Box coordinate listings
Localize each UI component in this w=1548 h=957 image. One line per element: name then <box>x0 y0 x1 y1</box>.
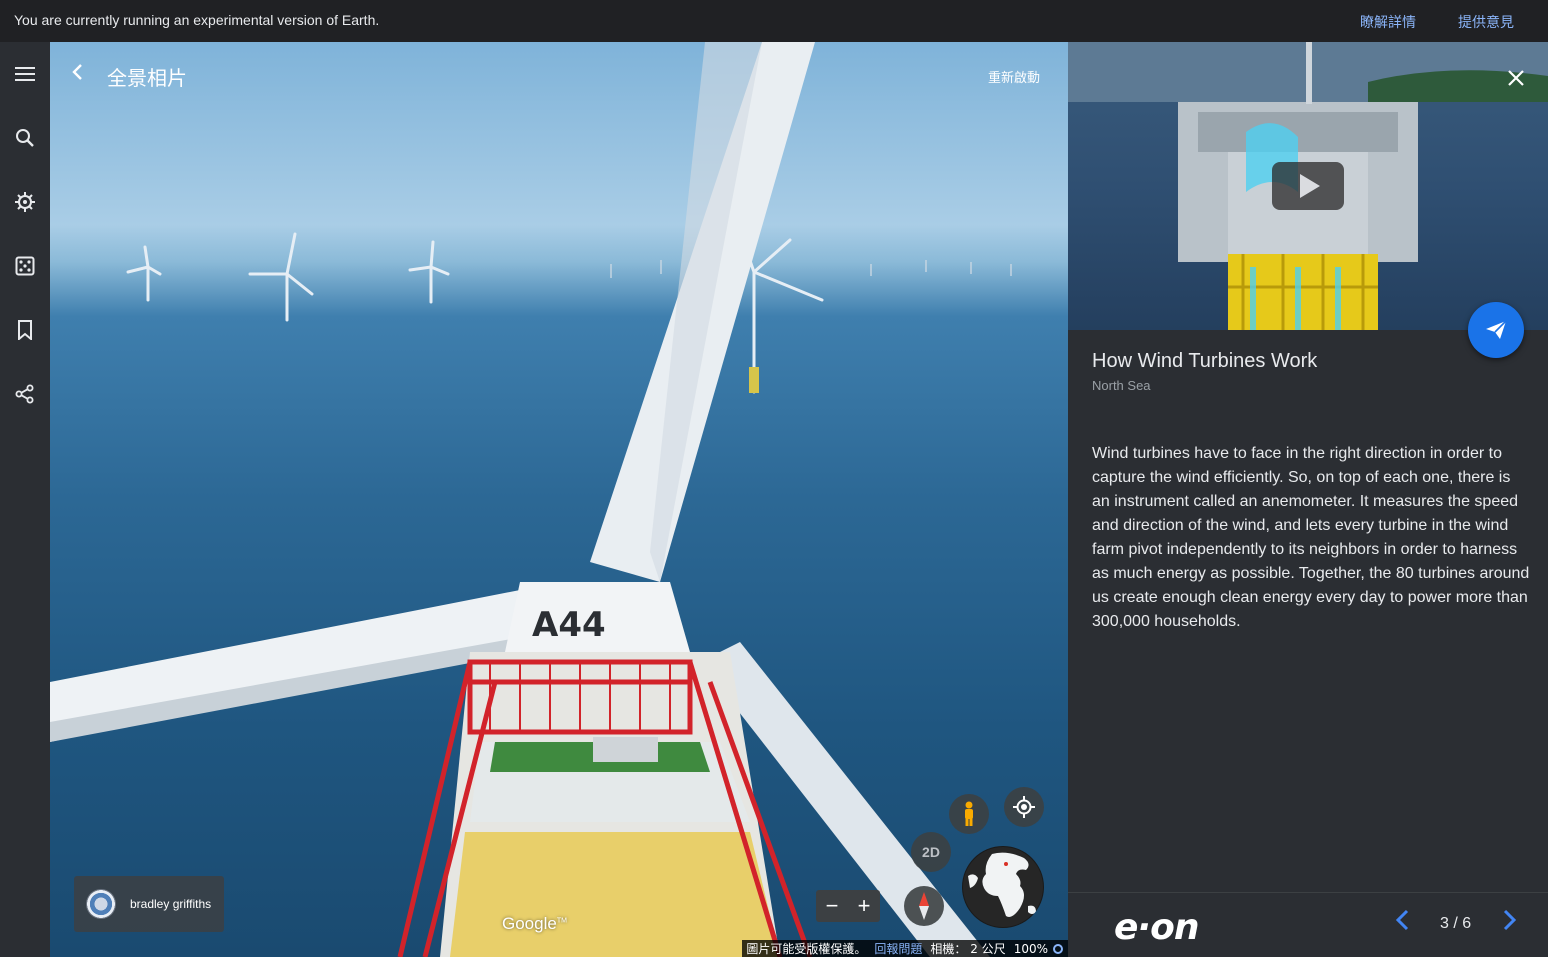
card-footer: e·on 3 / 6 <box>1068 892 1548 957</box>
eon-logo: e·on <box>1114 907 1199 948</box>
learn-more-link[interactable]: 瞭解詳情 <box>1360 12 1416 32</box>
photo-credit[interactable]: bradley griffiths <box>74 876 224 932</box>
substation-image <box>1068 42 1548 330</box>
back-arrow-icon[interactable] <box>68 62 88 82</box>
loading-status-icon <box>1053 943 1063 954</box>
google-logo: GoogleTM <box>502 914 567 933</box>
turbine-number-label: A44 <box>532 605 606 645</box>
zoom-controls: − + <box>816 890 880 922</box>
search-button[interactable] <box>9 122 41 154</box>
feedback-link[interactable]: 提供意見 <box>1458 12 1514 32</box>
globe-minimap[interactable] <box>962 846 1044 928</box>
restart-button[interactable]: 重新啟動 <box>988 67 1040 86</box>
bookmark-icon <box>18 320 32 340</box>
paper-plane-icon <box>1486 320 1507 339</box>
previous-arrow-icon[interactable] <box>1388 905 1418 935</box>
avatar <box>86 889 116 919</box>
banner-message: You are currently running an experimenta… <box>14 12 380 28</box>
zoom-out-button[interactable]: − <box>816 890 848 922</box>
camera-altitude: 相機： 2 公尺 <box>930 942 1006 956</box>
copyright-notice: 圖片可能受版權保護。 <box>746 942 867 956</box>
menu-icon <box>15 67 35 81</box>
compass-icon <box>919 892 929 920</box>
fly-to-button[interactable] <box>1468 302 1524 358</box>
compass-button[interactable] <box>904 886 944 926</box>
knowledge-card-panel: How Wind Turbines Work North Sea Wind tu… <box>1068 42 1548 957</box>
card-title: How Wind Turbines Work <box>1092 350 1318 372</box>
report-problem-link[interactable]: 回報問題 <box>870 940 926 957</box>
my-location-icon <box>1013 796 1035 818</box>
globe-icon <box>963 847 1043 927</box>
sidebar <box>0 42 50 957</box>
menu-button[interactable] <box>9 58 41 90</box>
voyager-button[interactable] <box>9 186 41 218</box>
page-indicator: 3 / 6 <box>1440 915 1472 932</box>
feeling-lucky-icon <box>15 256 35 276</box>
feeling-lucky-button[interactable] <box>9 250 41 282</box>
video-thumbnail[interactable] <box>1068 42 1548 330</box>
zoom-in-button[interactable]: + <box>848 890 880 922</box>
turbine-panorama-image: A44 <box>50 42 1012 957</box>
zoom-level: 100% <box>1013 941 1048 956</box>
panorama-viewer[interactable]: A44 全景相片 重新啟動 bradley griffiths GoogleTM <box>50 42 1068 957</box>
my-location-button[interactable] <box>1004 787 1044 827</box>
viewer-status-bar: 圖片可能受版權保護。 回報問題 相機： 2 公尺 100% <box>742 940 1068 957</box>
close-icon[interactable] <box>1506 68 1526 88</box>
share-button[interactable] <box>9 378 41 410</box>
experimental-banner: You are currently running an experimenta… <box>0 0 1548 42</box>
pegman-button[interactable] <box>949 794 989 834</box>
next-arrow-icon[interactable] <box>1494 905 1524 935</box>
viewer-title: 全景相片 <box>107 66 187 90</box>
share-icon <box>15 384 34 404</box>
projects-button[interactable] <box>9 314 41 346</box>
toggle-2d-button[interactable]: 2D <box>911 832 951 872</box>
card-description: Wind turbines have to face in the right … <box>1092 445 1530 630</box>
voyager-icon <box>15 192 35 212</box>
card-location: North Sea <box>1092 378 1151 393</box>
search-icon <box>16 129 34 147</box>
credit-name: bradley griffiths <box>130 897 212 911</box>
pegman-icon <box>965 801 973 826</box>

GIVEN INSTRUCTION:
Repeat every line of the records above with no changes, and leave the pictures out of your answer.

EXERCISE OUTPUT:
Localize each UI component in this w=1548 h=957 image. One line per element: name then <box>x0 y0 x1 y1</box>.
card-footer: e·on 3 / 6 <box>1068 892 1548 957</box>
eon-logo: e·on <box>1114 907 1199 948</box>
learn-more-link[interactable]: 瞭解詳情 <box>1360 12 1416 32</box>
photo-credit[interactable]: bradley griffiths <box>74 876 224 932</box>
substation-image <box>1068 42 1548 330</box>
back-arrow-icon[interactable] <box>68 62 88 82</box>
loading-status-icon <box>1053 943 1063 954</box>
google-logo: GoogleTM <box>502 914 567 933</box>
turbine-number-label: A44 <box>532 605 606 645</box>
zoom-controls: − + <box>816 890 880 922</box>
search-button[interactable] <box>9 122 41 154</box>
feedback-link[interactable]: 提供意見 <box>1458 12 1514 32</box>
globe-minimap[interactable] <box>962 846 1044 928</box>
restart-button[interactable]: 重新啟動 <box>988 67 1040 86</box>
bookmark-icon <box>18 320 32 340</box>
paper-plane-icon <box>1486 320 1507 339</box>
previous-arrow-icon[interactable] <box>1388 905 1418 935</box>
avatar <box>86 889 116 919</box>
banner-message: You are currently running an experimenta… <box>14 12 380 28</box>
zoom-out-button[interactable]: − <box>816 890 848 922</box>
camera-altitude: 相機： 2 公尺 <box>930 942 1006 956</box>
copyright-notice: 圖片可能受版權保護。 <box>746 942 867 956</box>
menu-icon <box>15 67 35 81</box>
compass-icon <box>919 892 929 920</box>
fly-to-button[interactable] <box>1468 302 1524 358</box>
compass-button[interactable] <box>904 886 944 926</box>
knowledge-card-panel: How Wind Turbines Work North Sea Wind tu… <box>1068 42 1548 957</box>
card-title: How Wind Turbines Work <box>1092 350 1318 372</box>
report-problem-link[interactable]: 回報問題 <box>870 940 926 957</box>
my-location-icon <box>1013 796 1035 818</box>
globe-icon <box>963 847 1043 927</box>
sidebar <box>0 42 50 957</box>
menu-button[interactable] <box>9 58 41 90</box>
voyager-button[interactable] <box>9 186 41 218</box>
page-indicator: 3 / 6 <box>1440 915 1472 932</box>
feeling-lucky-icon <box>15 256 35 276</box>
feeling-lucky-button[interactable] <box>9 250 41 282</box>
video-thumbnail[interactable] <box>1068 42 1548 330</box>
zoom-in-button[interactable]: + <box>848 890 880 922</box>
turbine-panorama-image: A44 <box>50 42 1012 957</box>
zoom-level: 100% <box>1013 941 1048 956</box>
panorama-viewer[interactable]: A44 全景相片 重新啟動 bradley griffiths GoogleTM <box>50 42 1068 957</box>
my-location-button[interactable] <box>1004 787 1044 827</box>
viewer-status-bar: 圖片可能受版權保護。 回報問題 相機： 2 公尺 100% <box>742 940 1068 957</box>
close-icon[interactable] <box>1506 68 1526 88</box>
share-button[interactable] <box>9 378 41 410</box>
experimental-banner: You are currently running an experimenta… <box>0 0 1548 42</box>
pegman-button[interactable] <box>949 794 989 834</box>
next-arrow-icon[interactable] <box>1494 905 1524 935</box>
viewer-title: 全景相片 <box>107 66 187 90</box>
share-icon <box>15 384 34 404</box>
projects-button[interactable] <box>9 314 41 346</box>
toggle-2d-button[interactable]: 2D <box>911 832 951 872</box>
card-description: Wind turbines have to face in the right … <box>1092 445 1530 630</box>
voyager-icon <box>15 192 35 212</box>
card-location: North Sea <box>1092 378 1151 393</box>
search-icon <box>16 129 34 147</box>
credit-name: bradley griffiths <box>130 897 212 911</box>
pegman-icon <box>965 801 973 826</box>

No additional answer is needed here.